WORK INSTRUCTIONS ->
Will you output the entries below exactly, skipping every image they contain?

EXERCISE DATA ->
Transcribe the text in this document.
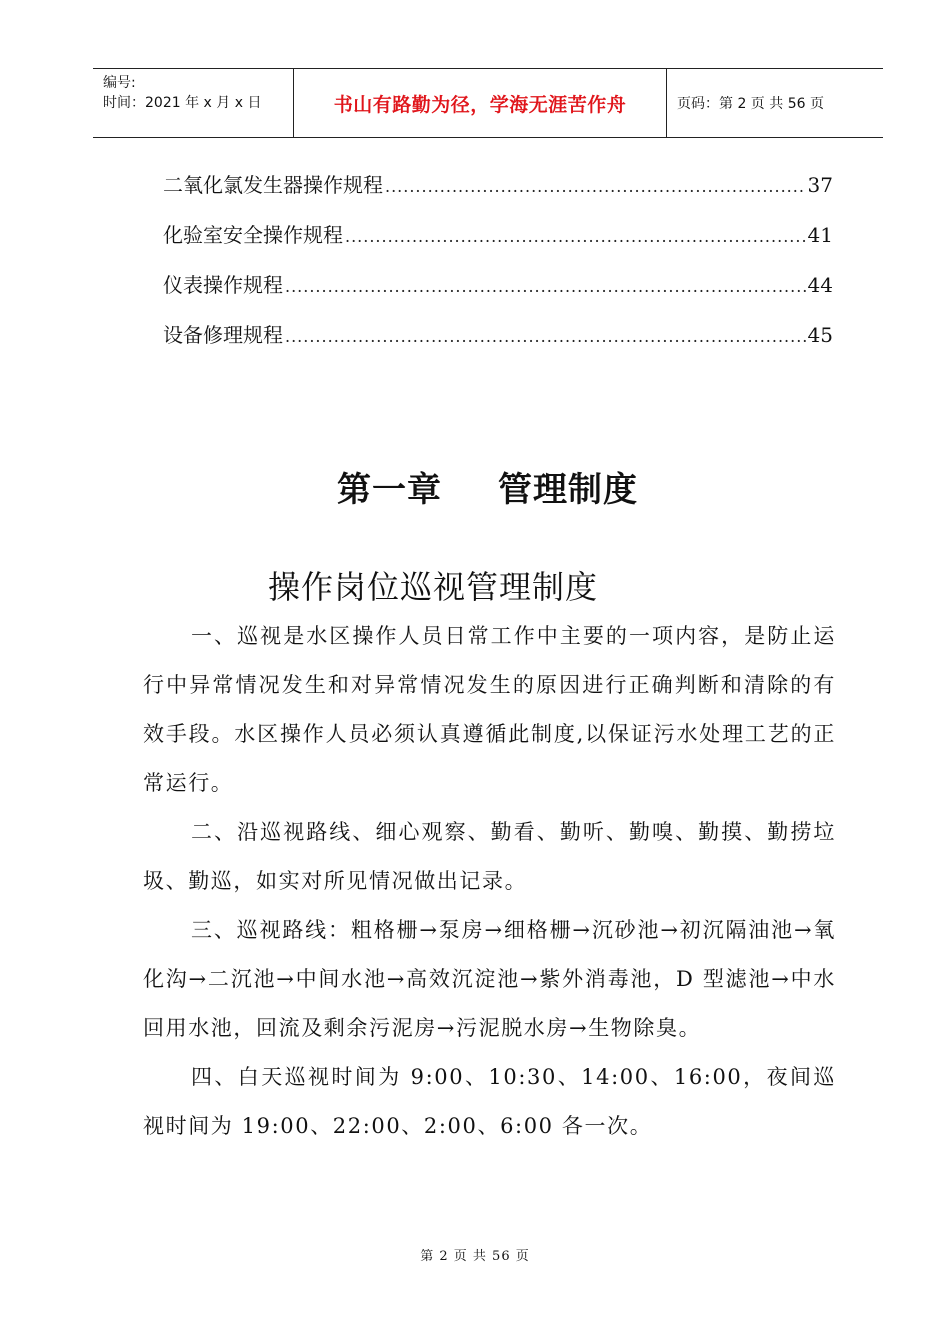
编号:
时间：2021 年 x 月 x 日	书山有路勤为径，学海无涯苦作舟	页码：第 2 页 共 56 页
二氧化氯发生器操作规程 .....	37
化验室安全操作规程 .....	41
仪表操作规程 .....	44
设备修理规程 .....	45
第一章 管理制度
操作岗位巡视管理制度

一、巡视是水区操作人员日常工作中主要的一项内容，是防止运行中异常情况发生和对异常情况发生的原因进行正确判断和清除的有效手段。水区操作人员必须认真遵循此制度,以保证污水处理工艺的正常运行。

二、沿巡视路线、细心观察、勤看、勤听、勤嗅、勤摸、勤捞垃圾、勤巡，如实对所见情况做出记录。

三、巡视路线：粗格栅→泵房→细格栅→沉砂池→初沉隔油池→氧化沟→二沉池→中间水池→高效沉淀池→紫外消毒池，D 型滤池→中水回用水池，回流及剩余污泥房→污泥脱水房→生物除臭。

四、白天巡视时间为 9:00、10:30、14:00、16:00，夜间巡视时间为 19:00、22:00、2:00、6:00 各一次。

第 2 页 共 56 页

CORRECT ANSWER ->
Transcribe the text in this document.
编号:
时间：2021 年 x 月 x 日	书山有路勤为径，学海无涯苦作舟	页码：第 2 页 共 56 页
二氧化氯发生器操作规程 .....	37
化验室安全操作规程 .....	41
仪表操作规程 .....	44
设备修理规程 .....	45
第一章 管理制度
操作岗位巡视管理制度

一、巡视是水区操作人员日常工作中主要的一项内容，是防止运行中异常情况发生和对异常情况发生的原因进行正确判断和清除的有效手段。水区操作人员必须认真遵循此制度,以保证污水处理工艺的正常运行。

二、沿巡视路线、细心观察、勤看、勤听、勤嗅、勤摸、勤捞垃圾、勤巡，如实对所见情况做出记录。

三、巡视路线：粗格栅→泵房→细格栅→沉砂池→初沉隔油池→氧化沟→二沉池→中间水池→高效沉淀池→紫外消毒池，D 型滤池→中水回用水池，回流及剩余污泥房→污泥脱水房→生物除臭。

四、白天巡视时间为 9:00、10:30、14:00、16:00，夜间巡视时间为 19:00、22:00、2:00、6:00 各一次。

第 2 页 共 56 页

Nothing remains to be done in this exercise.